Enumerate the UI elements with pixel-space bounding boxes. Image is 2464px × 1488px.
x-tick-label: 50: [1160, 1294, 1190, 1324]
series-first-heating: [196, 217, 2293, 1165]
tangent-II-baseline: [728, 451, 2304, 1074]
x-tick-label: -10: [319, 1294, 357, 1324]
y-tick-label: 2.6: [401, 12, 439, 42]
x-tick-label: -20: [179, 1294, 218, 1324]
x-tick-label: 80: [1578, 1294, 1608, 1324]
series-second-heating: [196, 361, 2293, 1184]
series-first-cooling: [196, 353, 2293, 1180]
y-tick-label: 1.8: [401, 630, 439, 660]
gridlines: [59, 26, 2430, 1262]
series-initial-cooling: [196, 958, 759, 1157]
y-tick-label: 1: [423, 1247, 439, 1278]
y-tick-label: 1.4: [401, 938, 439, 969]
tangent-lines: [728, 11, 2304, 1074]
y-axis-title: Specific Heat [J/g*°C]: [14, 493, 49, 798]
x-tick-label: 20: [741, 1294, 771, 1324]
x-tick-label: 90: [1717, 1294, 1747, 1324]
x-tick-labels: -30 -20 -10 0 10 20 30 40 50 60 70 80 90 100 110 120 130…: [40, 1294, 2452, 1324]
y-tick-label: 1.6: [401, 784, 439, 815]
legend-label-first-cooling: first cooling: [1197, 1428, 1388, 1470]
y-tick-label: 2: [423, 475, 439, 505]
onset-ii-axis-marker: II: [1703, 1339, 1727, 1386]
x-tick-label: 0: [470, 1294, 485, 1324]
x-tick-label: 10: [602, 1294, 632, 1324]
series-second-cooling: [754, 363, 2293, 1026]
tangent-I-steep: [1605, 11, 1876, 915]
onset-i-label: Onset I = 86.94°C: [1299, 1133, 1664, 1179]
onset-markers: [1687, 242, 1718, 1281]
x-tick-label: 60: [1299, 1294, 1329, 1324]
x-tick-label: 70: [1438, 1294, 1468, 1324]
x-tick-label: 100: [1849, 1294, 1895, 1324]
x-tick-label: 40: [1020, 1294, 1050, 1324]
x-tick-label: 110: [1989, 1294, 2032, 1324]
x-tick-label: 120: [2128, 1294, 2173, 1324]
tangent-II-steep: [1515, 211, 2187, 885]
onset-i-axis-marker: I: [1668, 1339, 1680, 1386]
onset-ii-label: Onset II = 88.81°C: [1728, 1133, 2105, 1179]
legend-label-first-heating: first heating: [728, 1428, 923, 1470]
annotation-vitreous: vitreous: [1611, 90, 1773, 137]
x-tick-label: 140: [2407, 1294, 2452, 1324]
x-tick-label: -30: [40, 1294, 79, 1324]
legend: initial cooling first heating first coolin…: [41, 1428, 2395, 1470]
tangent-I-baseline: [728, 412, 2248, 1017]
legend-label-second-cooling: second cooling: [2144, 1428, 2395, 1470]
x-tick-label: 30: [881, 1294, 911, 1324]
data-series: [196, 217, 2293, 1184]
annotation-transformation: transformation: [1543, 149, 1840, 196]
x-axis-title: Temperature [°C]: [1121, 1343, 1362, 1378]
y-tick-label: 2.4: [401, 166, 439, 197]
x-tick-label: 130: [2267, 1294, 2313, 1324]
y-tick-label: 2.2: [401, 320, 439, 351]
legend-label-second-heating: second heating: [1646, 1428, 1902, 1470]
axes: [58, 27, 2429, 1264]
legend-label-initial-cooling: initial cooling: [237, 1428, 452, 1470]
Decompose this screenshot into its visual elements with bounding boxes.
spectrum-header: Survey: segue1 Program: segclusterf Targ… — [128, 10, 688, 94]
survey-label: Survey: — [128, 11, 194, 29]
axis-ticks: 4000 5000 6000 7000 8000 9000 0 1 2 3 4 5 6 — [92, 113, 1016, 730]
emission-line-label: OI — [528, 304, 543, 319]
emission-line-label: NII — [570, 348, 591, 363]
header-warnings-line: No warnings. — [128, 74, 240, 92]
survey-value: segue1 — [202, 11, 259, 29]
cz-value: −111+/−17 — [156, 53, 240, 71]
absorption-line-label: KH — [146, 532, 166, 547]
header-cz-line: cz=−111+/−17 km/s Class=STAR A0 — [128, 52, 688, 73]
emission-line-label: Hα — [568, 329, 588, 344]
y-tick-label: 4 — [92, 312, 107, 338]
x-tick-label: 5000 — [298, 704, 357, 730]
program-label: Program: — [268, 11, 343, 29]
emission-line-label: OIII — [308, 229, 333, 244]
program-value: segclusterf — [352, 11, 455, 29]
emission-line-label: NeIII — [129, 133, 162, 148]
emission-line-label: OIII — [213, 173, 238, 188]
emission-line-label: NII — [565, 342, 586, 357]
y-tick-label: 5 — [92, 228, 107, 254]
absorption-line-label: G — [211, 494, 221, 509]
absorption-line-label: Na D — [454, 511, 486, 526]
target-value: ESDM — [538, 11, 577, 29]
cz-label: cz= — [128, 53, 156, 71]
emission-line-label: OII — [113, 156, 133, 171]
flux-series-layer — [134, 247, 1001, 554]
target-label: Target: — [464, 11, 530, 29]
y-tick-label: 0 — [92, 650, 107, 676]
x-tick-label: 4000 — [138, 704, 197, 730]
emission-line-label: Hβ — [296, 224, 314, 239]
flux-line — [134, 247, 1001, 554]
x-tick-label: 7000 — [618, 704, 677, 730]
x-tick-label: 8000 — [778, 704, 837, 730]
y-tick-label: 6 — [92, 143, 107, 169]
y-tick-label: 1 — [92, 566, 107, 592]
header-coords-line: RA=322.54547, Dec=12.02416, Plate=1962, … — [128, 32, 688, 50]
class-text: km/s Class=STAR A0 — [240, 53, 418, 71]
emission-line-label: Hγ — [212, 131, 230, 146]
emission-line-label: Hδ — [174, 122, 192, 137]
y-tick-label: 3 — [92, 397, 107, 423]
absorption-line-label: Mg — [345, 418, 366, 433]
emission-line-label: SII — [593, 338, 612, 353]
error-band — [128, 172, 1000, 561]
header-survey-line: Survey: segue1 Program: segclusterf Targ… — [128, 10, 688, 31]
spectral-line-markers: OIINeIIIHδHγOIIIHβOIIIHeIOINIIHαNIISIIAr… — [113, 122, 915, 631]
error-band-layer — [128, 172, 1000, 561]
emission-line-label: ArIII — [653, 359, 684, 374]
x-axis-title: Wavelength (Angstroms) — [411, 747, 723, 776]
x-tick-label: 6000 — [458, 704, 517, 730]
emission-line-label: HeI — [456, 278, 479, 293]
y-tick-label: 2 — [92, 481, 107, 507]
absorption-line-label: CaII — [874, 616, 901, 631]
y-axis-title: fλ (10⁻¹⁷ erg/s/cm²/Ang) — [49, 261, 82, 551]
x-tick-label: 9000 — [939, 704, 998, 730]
::::::::::
**OBJECTIVE**: Retype all of the material above with every character left unchanged.

**OUTPUT FOR THIS TASK**:
Enumerate the UI elements with pixel-space bounding boxes. Image is 2464px × 1488px.
x-tick-label: 50: [1160, 1294, 1190, 1324]
series-first-heating: [196, 217, 2293, 1165]
tangent-II-baseline: [728, 451, 2304, 1074]
x-tick-label: -10: [319, 1294, 357, 1324]
y-tick-label: 2.6: [401, 12, 439, 42]
x-tick-label: -20: [179, 1294, 218, 1324]
x-tick-label: 80: [1578, 1294, 1608, 1324]
series-second-heating: [196, 361, 2293, 1184]
series-first-cooling: [196, 353, 2293, 1180]
y-tick-label: 1.8: [401, 630, 439, 660]
gridlines: [59, 26, 2430, 1262]
series-initial-cooling: [196, 958, 759, 1157]
y-tick-label: 1: [423, 1247, 439, 1278]
y-tick-label: 1.4: [401, 938, 439, 969]
tangent-lines: [728, 11, 2304, 1074]
y-axis-title: Specific Heat [J/g*°C]: [14, 493, 49, 798]
x-tick-label: 20: [741, 1294, 771, 1324]
x-tick-label: 90: [1717, 1294, 1747, 1324]
x-tick-labels: -30 -20 -10 0 10 20 30 40 50 60 70 80 90 100 110 120 130…: [40, 1294, 2452, 1324]
y-tick-label: 1.6: [401, 784, 439, 815]
legend-label-first-cooling: first cooling: [1197, 1428, 1388, 1470]
y-tick-label: 2: [423, 475, 439, 505]
onset-ii-axis-marker: II: [1703, 1339, 1727, 1386]
x-tick-label: 0: [470, 1294, 485, 1324]
x-tick-label: 10: [602, 1294, 632, 1324]
series-second-cooling: [754, 363, 2293, 1026]
tangent-I-steep: [1605, 11, 1876, 915]
onset-i-label: Onset I = 86.94°C: [1299, 1133, 1664, 1179]
onset-markers: [1687, 242, 1718, 1281]
x-tick-label: 60: [1299, 1294, 1329, 1324]
x-tick-label: 70: [1438, 1294, 1468, 1324]
x-tick-label: 100: [1849, 1294, 1895, 1324]
x-tick-label: 40: [1020, 1294, 1050, 1324]
x-tick-label: 110: [1989, 1294, 2032, 1324]
x-tick-label: 120: [2128, 1294, 2173, 1324]
tangent-II-steep: [1515, 211, 2187, 885]
onset-i-axis-marker: I: [1668, 1339, 1680, 1386]
onset-ii-label: Onset II = 88.81°C: [1728, 1133, 2105, 1179]
legend-label-first-heating: first heating: [728, 1428, 923, 1470]
annotation-vitreous: vitreous: [1611, 90, 1773, 137]
x-tick-label: 140: [2407, 1294, 2452, 1324]
x-tick-label: -30: [40, 1294, 79, 1324]
legend: initial cooling first heating first coolin…: [41, 1428, 2395, 1470]
tangent-I-baseline: [728, 412, 2248, 1017]
legend-label-second-cooling: second cooling: [2144, 1428, 2395, 1470]
x-tick-label: 30: [881, 1294, 911, 1324]
data-series: [196, 217, 2293, 1184]
annotation-transformation: transformation: [1543, 149, 1840, 196]
x-axis-title: Temperature [°C]: [1121, 1343, 1362, 1378]
y-tick-label: 2.4: [401, 166, 439, 197]
x-tick-label: 130: [2267, 1294, 2313, 1324]
y-tick-label: 2.2: [401, 320, 439, 351]
legend-label-second-heating: second heating: [1646, 1428, 1902, 1470]
axes: [58, 27, 2429, 1264]
legend-label-initial-cooling: initial cooling: [237, 1428, 452, 1470]
Decompose this screenshot into its visual elements with bounding boxes.
spectrum-header: Survey: segue1 Program: segclusterf Targ… — [128, 10, 688, 94]
survey-label: Survey: — [128, 11, 194, 29]
axis-ticks: 4000 5000 6000 7000 8000 9000 0 1 2 3 4 5 6 — [92, 113, 1016, 730]
emission-line-label: OI — [528, 304, 543, 319]
emission-line-label: NII — [570, 348, 591, 363]
header-warnings-line: No warnings. — [128, 74, 240, 92]
survey-value: segue1 — [202, 11, 259, 29]
cz-value: −111+/−17 — [156, 53, 240, 71]
absorption-line-label: KH — [146, 532, 166, 547]
header-cz-line: cz=−111+/−17 km/s Class=STAR A0 — [128, 52, 688, 73]
emission-line-label: Hα — [568, 329, 588, 344]
y-tick-label: 4 — [92, 312, 107, 338]
x-tick-label: 5000 — [298, 704, 357, 730]
program-label: Program: — [268, 11, 343, 29]
emission-line-label: OIII — [308, 229, 333, 244]
program-value: segclusterf — [352, 11, 455, 29]
emission-line-label: NeIII — [129, 133, 162, 148]
emission-line-label: OIII — [213, 173, 238, 188]
emission-line-label: NII — [565, 342, 586, 357]
y-tick-label: 5 — [92, 228, 107, 254]
absorption-line-label: G — [211, 494, 221, 509]
absorption-line-label: Na D — [454, 511, 486, 526]
target-value: ESDM — [538, 11, 577, 29]
cz-label: cz= — [128, 53, 156, 71]
emission-line-label: OII — [113, 156, 133, 171]
flux-series-layer — [134, 247, 1001, 554]
target-label: Target: — [464, 11, 530, 29]
y-tick-label: 0 — [92, 650, 107, 676]
x-tick-label: 4000 — [138, 704, 197, 730]
emission-line-label: Hβ — [296, 224, 314, 239]
flux-line — [134, 247, 1001, 554]
x-tick-label: 7000 — [618, 704, 677, 730]
x-tick-label: 8000 — [778, 704, 837, 730]
y-tick-label: 6 — [92, 143, 107, 169]
y-tick-label: 1 — [92, 566, 107, 592]
header-coords-line: RA=322.54547, Dec=12.02416, Plate=1962, … — [128, 32, 688, 50]
class-text: km/s Class=STAR A0 — [240, 53, 418, 71]
emission-line-label: Hγ — [212, 131, 230, 146]
emission-line-label: Hδ — [174, 122, 192, 137]
y-tick-label: 3 — [92, 397, 107, 423]
absorption-line-label: Mg — [345, 418, 366, 433]
emission-line-label: SII — [593, 338, 612, 353]
error-band — [128, 172, 1000, 561]
header-survey-line: Survey: segue1 Program: segclusterf Targ… — [128, 10, 688, 31]
spectral-line-markers: OIINeIIIHδHγOIIIHβOIIIHeIOINIIHαNIISIIAr… — [113, 122, 915, 631]
error-band-layer — [128, 172, 1000, 561]
emission-line-label: ArIII — [653, 359, 684, 374]
x-axis-title: Wavelength (Angstroms) — [411, 747, 723, 776]
x-tick-label: 6000 — [458, 704, 517, 730]
emission-line-label: HeI — [456, 278, 479, 293]
y-tick-label: 2 — [92, 481, 107, 507]
absorption-line-label: CaII — [874, 616, 901, 631]
y-axis-title: fλ (10⁻¹⁷ erg/s/cm²/Ang) — [49, 261, 82, 551]
x-tick-label: 9000 — [939, 704, 998, 730]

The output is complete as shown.